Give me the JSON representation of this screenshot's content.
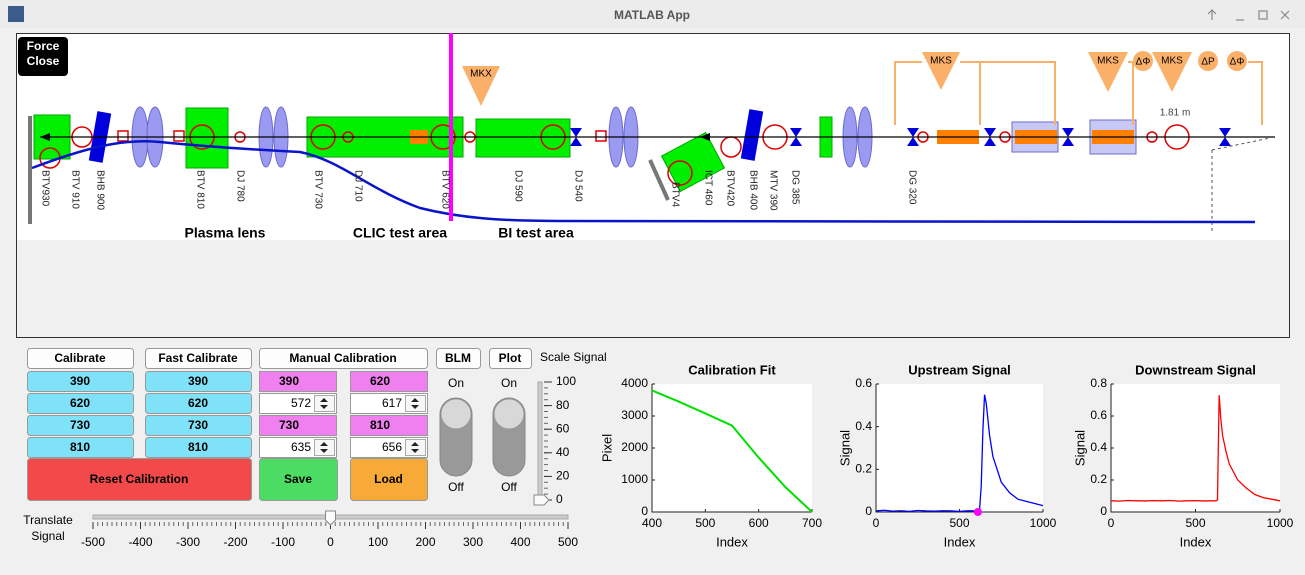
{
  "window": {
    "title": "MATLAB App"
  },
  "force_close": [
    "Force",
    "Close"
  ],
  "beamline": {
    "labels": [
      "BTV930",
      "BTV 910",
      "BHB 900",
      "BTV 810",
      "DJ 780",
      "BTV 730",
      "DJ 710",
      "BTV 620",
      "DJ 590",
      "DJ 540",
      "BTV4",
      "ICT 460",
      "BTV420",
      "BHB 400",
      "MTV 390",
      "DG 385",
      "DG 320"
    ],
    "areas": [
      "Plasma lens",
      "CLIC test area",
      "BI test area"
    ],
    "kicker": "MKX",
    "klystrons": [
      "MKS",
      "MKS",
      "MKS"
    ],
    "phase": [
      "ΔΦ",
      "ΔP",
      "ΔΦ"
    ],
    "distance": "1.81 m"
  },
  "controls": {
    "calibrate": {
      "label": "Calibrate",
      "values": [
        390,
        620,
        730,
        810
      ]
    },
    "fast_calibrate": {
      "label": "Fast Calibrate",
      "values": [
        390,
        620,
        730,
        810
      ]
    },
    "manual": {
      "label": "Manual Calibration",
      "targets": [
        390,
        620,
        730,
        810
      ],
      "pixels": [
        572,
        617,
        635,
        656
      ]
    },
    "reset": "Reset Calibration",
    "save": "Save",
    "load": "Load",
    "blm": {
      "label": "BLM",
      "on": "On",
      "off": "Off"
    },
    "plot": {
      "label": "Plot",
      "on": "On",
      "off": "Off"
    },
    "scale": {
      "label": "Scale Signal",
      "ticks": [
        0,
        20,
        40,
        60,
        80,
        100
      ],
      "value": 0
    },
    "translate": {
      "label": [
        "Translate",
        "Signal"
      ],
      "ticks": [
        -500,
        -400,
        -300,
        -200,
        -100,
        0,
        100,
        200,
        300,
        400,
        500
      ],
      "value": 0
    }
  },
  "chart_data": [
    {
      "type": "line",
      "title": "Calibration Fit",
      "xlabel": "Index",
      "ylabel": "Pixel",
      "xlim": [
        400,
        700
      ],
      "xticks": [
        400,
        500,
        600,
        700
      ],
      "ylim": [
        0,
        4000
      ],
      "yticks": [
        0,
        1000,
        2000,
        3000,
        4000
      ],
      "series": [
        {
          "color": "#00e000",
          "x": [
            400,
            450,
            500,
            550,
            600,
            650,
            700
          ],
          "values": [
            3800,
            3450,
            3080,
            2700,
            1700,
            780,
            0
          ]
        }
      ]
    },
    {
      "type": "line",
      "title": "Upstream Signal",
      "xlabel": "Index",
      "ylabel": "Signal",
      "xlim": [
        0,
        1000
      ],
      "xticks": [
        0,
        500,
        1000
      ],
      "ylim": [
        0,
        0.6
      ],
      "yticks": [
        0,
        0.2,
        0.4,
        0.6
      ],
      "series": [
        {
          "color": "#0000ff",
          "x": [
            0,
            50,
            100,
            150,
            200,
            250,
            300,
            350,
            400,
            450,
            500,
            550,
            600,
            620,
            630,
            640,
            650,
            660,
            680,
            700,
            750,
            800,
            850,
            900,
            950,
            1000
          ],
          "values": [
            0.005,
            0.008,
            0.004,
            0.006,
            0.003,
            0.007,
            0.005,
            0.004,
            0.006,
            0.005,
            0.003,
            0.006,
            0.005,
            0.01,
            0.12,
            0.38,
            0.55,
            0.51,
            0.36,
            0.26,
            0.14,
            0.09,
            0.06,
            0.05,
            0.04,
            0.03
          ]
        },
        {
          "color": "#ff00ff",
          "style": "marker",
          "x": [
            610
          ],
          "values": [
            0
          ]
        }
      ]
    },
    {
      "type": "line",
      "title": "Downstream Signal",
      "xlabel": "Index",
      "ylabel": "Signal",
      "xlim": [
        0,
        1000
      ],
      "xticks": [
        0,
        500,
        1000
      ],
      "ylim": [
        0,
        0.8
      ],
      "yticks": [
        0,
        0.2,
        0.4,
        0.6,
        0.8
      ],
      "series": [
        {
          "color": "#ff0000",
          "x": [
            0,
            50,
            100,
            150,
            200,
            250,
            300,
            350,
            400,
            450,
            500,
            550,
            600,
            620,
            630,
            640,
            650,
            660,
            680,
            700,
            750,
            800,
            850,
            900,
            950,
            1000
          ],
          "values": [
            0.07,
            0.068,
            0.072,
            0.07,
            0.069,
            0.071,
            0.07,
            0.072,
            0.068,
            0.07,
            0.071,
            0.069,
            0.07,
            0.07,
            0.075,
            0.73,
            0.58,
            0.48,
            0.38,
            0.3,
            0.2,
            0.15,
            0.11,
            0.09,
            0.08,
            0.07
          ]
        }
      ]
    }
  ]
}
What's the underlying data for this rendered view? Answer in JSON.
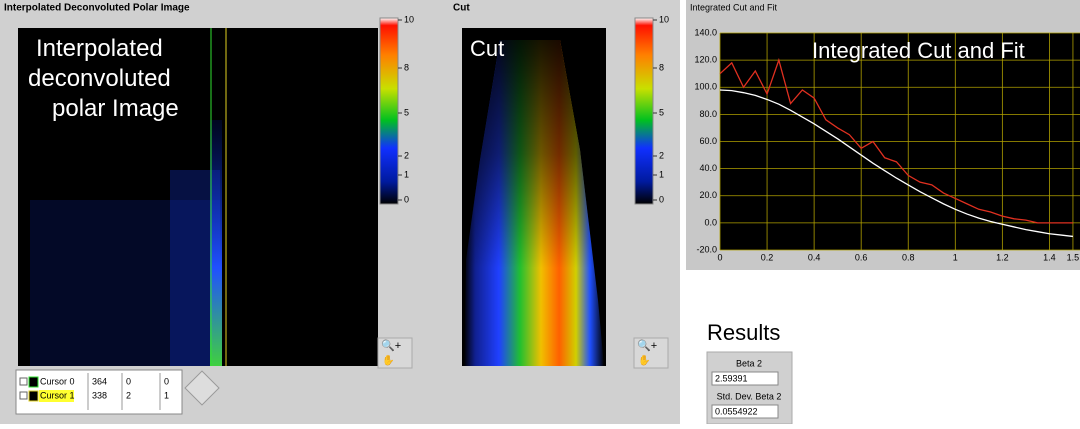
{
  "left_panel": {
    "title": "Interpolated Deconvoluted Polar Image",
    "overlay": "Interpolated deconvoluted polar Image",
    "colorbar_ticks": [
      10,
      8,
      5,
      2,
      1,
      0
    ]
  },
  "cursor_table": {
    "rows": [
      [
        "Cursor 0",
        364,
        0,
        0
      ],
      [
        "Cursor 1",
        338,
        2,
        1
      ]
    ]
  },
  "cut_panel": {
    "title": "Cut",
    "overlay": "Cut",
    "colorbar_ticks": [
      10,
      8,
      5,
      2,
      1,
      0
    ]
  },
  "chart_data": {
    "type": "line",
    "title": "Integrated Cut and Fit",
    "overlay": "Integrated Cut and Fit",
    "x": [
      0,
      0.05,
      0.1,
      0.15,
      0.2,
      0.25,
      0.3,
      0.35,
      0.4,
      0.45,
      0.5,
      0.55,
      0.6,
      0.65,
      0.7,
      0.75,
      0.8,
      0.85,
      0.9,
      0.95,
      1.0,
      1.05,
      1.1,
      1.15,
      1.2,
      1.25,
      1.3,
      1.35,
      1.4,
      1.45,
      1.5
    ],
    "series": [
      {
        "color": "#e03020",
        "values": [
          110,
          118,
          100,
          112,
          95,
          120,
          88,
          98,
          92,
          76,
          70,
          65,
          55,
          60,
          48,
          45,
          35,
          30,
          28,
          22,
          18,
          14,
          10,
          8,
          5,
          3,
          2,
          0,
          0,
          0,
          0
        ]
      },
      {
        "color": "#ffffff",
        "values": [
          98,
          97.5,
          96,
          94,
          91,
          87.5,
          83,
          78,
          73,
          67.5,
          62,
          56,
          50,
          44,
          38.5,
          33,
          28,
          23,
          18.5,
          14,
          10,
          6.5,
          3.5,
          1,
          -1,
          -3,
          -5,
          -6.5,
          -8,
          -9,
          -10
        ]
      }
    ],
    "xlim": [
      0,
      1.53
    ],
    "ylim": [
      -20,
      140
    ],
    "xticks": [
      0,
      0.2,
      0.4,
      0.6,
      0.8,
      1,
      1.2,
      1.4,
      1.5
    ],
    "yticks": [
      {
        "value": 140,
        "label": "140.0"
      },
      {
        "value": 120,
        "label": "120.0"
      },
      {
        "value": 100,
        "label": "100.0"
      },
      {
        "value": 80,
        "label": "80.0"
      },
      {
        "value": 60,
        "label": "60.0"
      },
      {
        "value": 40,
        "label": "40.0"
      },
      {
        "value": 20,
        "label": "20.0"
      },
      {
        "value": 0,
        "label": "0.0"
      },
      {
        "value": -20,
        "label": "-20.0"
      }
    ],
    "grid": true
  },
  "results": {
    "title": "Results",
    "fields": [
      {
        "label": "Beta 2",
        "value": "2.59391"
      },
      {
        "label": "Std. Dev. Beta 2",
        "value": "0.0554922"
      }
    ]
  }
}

==

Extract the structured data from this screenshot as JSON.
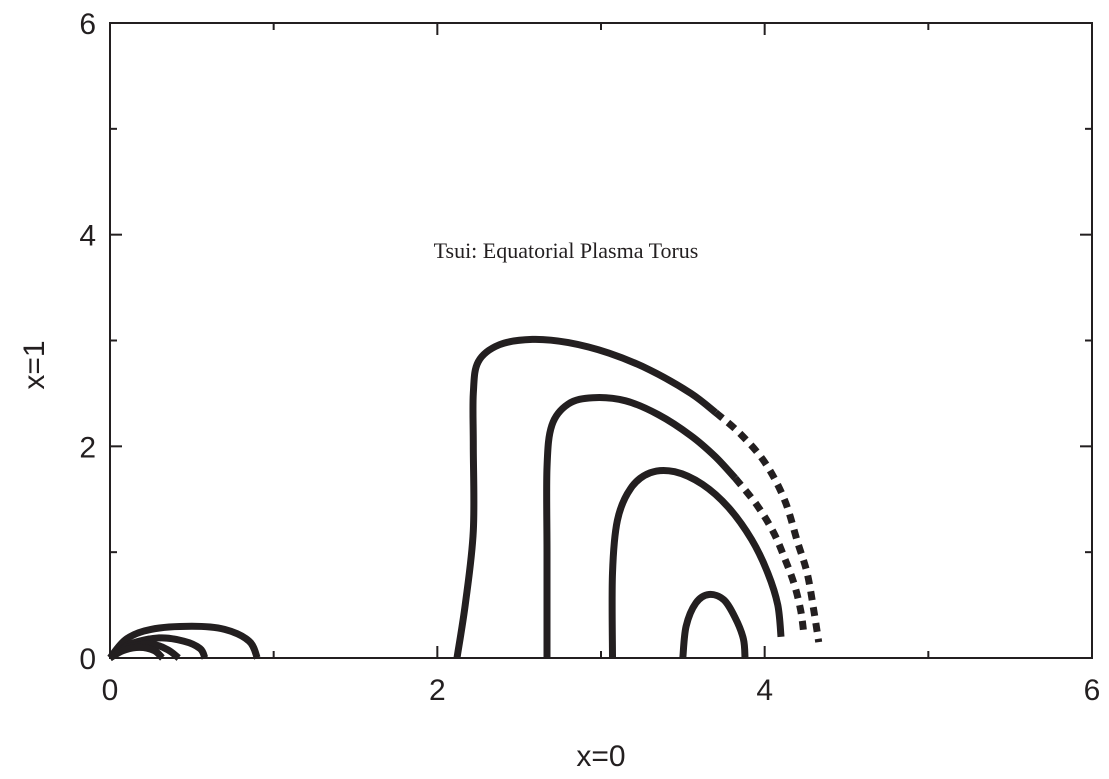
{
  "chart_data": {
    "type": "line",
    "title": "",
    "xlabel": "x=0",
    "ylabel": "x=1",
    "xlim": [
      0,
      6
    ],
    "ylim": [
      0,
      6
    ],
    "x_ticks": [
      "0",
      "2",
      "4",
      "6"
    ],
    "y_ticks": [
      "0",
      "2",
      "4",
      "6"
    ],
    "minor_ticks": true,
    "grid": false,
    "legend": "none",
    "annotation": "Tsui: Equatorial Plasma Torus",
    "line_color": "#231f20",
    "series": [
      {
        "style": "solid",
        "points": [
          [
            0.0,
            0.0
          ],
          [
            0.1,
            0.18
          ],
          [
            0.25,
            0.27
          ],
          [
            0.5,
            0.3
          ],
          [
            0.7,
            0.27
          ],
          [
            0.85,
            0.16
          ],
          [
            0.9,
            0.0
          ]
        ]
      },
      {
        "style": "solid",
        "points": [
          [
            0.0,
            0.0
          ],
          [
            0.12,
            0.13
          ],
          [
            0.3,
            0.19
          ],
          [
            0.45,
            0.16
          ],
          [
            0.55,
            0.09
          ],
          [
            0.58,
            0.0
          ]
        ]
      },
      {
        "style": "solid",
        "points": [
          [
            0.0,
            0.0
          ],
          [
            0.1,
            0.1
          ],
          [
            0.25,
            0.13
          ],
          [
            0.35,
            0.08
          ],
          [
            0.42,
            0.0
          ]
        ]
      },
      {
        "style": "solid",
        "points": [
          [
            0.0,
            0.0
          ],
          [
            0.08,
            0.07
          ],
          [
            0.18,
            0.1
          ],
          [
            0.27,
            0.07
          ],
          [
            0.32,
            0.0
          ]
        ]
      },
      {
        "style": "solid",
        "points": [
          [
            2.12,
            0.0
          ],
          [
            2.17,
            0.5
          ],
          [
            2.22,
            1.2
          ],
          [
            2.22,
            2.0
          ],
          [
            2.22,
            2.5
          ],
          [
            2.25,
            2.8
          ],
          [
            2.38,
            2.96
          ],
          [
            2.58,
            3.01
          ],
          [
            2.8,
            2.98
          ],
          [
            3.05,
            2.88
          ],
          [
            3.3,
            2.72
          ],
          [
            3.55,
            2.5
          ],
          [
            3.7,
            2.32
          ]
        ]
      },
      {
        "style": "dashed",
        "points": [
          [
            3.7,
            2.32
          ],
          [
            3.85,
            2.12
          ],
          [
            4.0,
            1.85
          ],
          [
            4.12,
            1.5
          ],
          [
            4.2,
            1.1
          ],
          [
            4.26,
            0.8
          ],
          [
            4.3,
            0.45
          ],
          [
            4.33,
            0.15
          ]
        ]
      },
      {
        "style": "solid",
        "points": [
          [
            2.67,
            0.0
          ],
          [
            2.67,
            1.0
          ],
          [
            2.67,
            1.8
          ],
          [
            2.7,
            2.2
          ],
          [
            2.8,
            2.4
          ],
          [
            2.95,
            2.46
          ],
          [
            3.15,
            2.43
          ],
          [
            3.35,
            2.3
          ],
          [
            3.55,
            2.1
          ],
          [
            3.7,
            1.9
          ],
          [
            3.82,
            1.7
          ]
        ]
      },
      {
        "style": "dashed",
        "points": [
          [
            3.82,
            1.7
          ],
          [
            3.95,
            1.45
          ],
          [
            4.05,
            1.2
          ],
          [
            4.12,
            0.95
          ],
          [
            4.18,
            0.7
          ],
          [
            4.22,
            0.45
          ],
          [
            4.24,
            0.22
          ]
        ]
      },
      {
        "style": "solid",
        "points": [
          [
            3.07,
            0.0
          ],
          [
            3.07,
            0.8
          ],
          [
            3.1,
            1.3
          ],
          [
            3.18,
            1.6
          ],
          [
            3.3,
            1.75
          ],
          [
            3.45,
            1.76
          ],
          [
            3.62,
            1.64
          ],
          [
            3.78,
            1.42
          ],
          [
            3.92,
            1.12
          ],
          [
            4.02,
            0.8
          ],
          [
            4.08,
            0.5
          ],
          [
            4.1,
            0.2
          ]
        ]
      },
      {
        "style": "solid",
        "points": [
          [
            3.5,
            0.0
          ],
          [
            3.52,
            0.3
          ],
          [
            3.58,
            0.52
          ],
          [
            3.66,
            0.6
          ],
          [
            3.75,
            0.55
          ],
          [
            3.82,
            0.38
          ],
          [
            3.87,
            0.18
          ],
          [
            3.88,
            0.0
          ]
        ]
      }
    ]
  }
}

* * *

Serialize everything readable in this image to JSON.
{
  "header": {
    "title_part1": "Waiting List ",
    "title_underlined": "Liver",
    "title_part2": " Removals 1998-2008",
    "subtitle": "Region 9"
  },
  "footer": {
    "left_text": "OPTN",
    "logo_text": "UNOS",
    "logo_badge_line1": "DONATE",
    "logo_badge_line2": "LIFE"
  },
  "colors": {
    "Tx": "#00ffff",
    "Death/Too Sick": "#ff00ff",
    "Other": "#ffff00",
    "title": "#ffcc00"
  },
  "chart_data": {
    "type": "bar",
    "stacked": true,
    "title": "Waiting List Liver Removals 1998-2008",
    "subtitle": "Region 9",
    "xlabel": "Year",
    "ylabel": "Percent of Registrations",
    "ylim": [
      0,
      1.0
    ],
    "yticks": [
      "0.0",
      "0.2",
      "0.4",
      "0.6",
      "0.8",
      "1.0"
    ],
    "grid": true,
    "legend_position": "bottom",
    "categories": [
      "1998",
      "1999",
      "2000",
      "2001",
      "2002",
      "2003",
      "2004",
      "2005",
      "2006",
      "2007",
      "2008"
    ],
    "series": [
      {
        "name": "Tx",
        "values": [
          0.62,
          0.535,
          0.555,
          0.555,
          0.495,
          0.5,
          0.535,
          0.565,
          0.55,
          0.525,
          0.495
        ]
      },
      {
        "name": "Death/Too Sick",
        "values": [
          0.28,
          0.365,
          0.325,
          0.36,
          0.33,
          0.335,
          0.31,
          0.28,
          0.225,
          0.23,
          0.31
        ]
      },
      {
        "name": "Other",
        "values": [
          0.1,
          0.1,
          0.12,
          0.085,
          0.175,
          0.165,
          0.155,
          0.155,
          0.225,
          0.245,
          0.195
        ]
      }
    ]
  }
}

What you will do: Which lines include the word "Integrated"? Copy every one of them.

Response to the exercise:
    "title": "Integrated Cut and Fit",
    "overlay": "Integrated Cut and Fit",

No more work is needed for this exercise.